--- WORK TO DO ---
Show each line that has the string "Inoltre" in it.
════════
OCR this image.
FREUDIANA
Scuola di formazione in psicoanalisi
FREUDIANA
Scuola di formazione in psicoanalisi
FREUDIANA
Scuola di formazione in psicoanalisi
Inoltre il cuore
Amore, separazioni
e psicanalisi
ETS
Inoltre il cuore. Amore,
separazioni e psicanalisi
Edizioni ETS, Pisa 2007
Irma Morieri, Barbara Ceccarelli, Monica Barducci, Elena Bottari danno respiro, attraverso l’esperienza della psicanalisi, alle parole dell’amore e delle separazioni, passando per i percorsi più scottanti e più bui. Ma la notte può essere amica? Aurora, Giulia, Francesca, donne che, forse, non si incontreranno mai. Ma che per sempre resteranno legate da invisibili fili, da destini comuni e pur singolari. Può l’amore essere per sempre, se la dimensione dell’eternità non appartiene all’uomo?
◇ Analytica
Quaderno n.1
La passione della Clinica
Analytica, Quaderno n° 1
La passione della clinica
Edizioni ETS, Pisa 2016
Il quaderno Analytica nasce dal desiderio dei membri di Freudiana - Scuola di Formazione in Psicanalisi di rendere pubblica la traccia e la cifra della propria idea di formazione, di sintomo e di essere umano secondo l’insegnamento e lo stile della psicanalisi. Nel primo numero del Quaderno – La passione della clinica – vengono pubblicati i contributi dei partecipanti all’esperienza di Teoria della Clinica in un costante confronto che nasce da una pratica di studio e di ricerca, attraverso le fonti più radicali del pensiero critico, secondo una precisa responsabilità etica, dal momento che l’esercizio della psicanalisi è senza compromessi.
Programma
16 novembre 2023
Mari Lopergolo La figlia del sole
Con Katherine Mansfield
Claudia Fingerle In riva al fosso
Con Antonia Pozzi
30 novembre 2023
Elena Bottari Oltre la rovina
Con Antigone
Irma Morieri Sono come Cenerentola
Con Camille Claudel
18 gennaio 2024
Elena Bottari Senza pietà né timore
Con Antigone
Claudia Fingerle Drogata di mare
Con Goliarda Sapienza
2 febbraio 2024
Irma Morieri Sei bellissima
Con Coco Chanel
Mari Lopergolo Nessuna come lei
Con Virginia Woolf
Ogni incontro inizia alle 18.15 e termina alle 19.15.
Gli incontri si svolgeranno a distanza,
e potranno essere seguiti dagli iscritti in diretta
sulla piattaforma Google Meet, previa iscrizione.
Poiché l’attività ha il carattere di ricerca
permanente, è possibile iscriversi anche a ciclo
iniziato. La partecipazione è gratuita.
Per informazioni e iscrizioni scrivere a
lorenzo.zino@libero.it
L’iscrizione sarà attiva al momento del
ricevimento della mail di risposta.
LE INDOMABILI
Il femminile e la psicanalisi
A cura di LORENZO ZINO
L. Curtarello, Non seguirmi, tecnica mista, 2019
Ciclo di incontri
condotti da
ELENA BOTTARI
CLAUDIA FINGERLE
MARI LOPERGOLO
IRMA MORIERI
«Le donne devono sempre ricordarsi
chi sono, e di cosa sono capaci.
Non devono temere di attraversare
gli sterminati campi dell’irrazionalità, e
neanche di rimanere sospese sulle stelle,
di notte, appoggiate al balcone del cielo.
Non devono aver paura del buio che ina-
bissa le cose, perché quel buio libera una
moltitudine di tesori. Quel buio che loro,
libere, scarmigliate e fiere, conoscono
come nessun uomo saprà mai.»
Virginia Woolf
════════
--- WRITTEN RESPONSE ---
Inoltre il cuore
Inoltre il cuore. Amore,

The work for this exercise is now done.